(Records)
%%

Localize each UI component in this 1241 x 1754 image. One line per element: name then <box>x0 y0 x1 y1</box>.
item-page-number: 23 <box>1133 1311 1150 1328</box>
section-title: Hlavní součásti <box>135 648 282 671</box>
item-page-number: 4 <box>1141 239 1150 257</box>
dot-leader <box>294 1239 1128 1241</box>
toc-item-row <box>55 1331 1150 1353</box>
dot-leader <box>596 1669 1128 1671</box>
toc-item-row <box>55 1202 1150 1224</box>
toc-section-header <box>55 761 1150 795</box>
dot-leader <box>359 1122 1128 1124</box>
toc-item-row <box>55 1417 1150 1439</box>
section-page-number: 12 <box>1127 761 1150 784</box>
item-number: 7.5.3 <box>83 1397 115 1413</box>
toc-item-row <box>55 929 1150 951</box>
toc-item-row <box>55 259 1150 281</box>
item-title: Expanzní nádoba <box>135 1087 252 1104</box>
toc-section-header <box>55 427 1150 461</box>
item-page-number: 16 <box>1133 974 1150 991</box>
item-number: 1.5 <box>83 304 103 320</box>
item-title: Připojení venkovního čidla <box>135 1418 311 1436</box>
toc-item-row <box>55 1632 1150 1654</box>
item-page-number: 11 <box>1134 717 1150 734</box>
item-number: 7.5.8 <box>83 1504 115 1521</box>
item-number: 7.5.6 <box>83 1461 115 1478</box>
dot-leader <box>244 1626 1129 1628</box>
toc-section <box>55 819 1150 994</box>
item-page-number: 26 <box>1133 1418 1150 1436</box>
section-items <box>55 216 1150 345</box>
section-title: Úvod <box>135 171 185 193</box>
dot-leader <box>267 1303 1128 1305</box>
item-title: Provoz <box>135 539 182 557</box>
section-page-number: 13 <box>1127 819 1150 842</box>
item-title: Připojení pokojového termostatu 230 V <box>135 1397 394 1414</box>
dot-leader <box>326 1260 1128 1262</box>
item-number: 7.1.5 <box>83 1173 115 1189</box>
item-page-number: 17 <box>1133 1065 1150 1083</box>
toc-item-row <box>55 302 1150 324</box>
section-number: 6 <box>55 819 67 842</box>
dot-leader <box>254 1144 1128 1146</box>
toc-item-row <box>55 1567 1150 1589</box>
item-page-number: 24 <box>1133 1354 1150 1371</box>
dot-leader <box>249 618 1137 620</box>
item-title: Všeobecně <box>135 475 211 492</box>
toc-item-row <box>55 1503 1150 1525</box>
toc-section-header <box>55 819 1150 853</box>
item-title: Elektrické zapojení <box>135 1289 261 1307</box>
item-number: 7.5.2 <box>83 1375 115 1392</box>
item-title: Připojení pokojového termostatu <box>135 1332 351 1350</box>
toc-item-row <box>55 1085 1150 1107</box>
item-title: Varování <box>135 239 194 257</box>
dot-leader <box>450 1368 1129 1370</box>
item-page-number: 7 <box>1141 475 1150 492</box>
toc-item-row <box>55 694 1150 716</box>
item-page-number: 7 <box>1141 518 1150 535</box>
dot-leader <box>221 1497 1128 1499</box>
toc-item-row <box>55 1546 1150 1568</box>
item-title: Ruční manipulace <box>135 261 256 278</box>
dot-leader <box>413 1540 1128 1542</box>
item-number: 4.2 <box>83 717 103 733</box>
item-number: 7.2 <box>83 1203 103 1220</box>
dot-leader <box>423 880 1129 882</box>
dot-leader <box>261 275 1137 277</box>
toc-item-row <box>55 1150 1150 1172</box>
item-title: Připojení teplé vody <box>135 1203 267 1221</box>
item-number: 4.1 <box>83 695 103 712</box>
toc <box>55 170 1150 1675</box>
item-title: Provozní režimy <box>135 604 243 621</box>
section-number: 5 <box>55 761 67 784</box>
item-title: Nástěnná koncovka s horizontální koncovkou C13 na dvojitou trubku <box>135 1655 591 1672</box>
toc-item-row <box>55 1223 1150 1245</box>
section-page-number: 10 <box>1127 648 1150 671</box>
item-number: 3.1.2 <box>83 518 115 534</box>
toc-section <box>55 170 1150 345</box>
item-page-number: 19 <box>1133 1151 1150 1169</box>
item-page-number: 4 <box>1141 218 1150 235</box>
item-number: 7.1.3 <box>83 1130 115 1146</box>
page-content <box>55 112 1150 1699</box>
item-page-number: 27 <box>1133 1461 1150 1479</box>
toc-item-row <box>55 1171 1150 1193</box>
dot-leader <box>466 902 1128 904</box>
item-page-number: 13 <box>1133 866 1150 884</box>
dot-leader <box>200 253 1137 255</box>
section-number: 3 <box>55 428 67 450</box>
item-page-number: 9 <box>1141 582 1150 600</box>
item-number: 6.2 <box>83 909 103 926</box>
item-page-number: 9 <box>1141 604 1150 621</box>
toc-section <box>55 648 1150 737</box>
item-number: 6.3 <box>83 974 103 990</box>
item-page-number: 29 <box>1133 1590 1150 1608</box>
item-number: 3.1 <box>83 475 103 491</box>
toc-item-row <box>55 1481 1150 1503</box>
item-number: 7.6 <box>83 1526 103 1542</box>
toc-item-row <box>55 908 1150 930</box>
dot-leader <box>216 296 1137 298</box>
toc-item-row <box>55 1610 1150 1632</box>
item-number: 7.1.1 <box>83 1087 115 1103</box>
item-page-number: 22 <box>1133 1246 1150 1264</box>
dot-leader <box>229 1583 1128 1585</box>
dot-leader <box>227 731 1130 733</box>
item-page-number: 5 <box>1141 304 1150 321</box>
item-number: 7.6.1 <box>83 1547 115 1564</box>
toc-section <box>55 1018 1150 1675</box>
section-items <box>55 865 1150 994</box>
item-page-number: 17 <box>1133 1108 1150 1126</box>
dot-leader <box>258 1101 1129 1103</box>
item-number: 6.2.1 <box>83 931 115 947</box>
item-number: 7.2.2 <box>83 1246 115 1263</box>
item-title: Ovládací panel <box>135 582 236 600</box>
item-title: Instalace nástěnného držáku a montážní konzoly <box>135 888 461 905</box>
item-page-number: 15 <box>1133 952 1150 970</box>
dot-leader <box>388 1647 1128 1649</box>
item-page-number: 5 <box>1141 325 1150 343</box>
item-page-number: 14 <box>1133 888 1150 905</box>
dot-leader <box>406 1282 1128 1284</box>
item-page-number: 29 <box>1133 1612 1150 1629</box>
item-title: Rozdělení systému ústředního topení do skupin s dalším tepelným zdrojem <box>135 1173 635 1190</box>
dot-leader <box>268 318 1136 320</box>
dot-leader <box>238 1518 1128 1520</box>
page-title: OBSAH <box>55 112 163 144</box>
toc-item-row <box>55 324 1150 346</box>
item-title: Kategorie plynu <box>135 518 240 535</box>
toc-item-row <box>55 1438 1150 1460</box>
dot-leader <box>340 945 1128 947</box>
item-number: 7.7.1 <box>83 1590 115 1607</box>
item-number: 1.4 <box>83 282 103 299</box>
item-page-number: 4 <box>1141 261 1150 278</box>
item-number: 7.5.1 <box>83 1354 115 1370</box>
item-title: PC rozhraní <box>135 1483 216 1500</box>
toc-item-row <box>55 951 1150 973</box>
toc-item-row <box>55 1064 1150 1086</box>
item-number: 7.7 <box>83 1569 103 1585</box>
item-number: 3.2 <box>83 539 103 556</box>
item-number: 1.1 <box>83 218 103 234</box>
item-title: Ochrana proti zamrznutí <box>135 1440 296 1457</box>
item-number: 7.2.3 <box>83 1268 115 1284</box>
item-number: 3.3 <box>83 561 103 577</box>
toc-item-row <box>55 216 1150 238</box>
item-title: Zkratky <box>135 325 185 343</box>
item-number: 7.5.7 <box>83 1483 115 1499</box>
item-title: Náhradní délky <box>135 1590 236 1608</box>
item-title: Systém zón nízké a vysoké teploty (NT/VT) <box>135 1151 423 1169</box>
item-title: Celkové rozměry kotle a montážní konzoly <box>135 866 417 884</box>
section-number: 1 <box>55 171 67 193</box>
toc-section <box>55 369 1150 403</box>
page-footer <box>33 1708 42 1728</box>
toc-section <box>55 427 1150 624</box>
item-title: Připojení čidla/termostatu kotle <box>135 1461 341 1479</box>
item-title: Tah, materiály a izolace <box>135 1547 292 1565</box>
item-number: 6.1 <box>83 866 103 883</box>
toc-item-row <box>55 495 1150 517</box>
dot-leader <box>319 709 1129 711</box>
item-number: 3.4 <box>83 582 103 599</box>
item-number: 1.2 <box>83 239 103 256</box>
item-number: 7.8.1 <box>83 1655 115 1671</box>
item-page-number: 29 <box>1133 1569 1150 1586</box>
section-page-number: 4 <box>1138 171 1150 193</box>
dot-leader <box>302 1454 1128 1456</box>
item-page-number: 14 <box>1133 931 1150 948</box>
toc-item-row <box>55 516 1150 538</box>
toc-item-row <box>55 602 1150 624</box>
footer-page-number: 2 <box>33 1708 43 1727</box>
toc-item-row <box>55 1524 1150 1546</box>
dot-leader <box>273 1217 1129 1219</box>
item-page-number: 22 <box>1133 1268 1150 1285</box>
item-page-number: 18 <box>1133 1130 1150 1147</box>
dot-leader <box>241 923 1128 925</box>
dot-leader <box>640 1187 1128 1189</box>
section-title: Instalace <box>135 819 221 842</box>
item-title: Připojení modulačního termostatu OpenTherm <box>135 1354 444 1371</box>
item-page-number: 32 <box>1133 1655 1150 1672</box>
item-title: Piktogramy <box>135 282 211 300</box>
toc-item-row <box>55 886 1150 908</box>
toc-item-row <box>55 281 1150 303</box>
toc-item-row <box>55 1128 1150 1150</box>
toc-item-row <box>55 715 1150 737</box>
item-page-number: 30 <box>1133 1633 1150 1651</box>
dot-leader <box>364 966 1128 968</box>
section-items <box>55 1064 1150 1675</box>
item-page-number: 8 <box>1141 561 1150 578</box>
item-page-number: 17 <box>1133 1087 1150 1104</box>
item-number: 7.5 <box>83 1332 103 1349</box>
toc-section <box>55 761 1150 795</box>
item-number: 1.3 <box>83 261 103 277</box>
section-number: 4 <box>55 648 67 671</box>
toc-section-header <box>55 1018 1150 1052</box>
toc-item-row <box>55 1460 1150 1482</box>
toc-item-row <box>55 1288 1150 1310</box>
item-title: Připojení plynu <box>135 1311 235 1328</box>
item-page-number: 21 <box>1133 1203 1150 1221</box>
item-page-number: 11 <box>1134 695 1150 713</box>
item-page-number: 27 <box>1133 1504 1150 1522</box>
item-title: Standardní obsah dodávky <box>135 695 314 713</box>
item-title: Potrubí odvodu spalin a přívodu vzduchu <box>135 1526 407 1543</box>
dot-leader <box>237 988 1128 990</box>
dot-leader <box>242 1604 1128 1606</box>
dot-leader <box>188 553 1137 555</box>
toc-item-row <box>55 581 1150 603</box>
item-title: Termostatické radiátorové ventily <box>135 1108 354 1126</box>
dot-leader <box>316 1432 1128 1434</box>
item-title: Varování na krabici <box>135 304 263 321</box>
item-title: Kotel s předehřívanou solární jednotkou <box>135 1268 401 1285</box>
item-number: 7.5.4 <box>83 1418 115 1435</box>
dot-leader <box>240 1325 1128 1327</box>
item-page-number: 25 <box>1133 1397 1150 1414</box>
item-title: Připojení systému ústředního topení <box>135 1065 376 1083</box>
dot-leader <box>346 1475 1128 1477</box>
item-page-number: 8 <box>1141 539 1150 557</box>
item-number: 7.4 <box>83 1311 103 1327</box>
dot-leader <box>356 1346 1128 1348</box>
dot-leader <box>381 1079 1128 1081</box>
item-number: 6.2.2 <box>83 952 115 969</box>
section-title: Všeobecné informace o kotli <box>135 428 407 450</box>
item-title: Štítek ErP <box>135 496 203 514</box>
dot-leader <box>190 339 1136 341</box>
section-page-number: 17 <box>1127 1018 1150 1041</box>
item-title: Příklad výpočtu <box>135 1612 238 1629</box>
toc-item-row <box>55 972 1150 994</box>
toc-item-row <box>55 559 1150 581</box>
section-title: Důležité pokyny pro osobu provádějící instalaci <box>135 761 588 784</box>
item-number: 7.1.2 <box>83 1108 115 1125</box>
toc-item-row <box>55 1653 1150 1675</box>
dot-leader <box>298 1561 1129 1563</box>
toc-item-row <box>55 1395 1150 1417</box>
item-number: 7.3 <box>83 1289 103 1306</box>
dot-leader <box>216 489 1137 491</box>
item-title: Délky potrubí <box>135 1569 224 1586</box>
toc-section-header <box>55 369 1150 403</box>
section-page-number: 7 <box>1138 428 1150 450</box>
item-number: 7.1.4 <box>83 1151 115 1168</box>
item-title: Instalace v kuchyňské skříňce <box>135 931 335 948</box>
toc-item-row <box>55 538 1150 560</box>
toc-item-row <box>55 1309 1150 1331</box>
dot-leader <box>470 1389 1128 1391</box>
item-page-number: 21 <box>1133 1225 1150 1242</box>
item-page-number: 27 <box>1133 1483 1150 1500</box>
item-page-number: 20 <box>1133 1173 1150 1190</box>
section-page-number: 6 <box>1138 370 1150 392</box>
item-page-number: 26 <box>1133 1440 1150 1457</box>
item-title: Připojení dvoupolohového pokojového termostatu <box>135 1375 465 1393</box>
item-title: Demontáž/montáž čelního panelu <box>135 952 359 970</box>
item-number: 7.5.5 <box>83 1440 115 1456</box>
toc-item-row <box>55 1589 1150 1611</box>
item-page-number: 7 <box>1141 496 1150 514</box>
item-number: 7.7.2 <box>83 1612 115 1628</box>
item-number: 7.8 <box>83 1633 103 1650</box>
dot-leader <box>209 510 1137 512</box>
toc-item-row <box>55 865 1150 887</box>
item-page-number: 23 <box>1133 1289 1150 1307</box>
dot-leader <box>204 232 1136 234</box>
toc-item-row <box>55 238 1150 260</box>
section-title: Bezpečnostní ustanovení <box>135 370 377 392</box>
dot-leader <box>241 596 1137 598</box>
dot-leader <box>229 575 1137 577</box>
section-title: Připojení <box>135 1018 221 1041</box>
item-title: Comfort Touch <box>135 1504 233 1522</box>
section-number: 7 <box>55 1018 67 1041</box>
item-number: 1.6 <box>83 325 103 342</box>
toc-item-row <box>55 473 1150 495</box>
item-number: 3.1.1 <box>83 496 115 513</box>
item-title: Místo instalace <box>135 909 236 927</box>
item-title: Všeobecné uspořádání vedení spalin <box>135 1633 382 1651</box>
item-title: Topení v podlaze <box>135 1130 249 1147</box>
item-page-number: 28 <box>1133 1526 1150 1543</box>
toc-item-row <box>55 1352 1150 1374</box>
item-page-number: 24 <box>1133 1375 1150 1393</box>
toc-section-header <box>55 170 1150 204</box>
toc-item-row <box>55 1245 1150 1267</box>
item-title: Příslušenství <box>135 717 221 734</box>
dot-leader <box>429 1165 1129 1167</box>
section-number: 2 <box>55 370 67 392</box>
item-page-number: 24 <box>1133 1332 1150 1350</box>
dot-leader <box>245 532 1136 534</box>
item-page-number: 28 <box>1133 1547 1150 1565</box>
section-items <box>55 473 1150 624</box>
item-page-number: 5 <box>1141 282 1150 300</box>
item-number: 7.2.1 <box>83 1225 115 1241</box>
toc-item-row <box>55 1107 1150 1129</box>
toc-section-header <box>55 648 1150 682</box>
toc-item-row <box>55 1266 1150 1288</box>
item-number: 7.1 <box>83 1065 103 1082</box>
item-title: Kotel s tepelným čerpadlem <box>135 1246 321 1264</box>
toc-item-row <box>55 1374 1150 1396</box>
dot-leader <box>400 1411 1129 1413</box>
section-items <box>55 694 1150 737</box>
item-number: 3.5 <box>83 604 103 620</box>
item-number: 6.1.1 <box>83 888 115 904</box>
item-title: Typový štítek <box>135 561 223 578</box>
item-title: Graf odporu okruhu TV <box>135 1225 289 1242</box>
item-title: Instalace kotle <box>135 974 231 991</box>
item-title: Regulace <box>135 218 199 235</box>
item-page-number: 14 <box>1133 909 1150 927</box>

%%

Reproduce the rows above word for word, from the very first line through the line containing "item-title: Expanzní nádoba", with both ends included.

** ANSWER FOR THIS EXERCISE **
Localize each UI component in this 1241 x 1754 image. One line per element: name then <box>x0 y0 x1 y1</box>.
item-page-number: 23 <box>1133 1311 1150 1328</box>
section-title: Hlavní součásti <box>135 648 282 671</box>
item-page-number: 4 <box>1141 239 1150 257</box>
dot-leader <box>294 1239 1128 1241</box>
toc-item-row <box>55 1331 1150 1353</box>
dot-leader <box>596 1669 1128 1671</box>
toc-item-row <box>55 1202 1150 1224</box>
toc-section-header <box>55 761 1150 795</box>
dot-leader <box>359 1122 1128 1124</box>
toc-item-row <box>55 1417 1150 1439</box>
section-page-number: 12 <box>1127 761 1150 784</box>
item-number: 7.5.3 <box>83 1397 115 1413</box>
toc-item-row <box>55 929 1150 951</box>
toc-item-row <box>55 259 1150 281</box>
item-title: Expanzní nádoba <box>135 1087 252 1104</box>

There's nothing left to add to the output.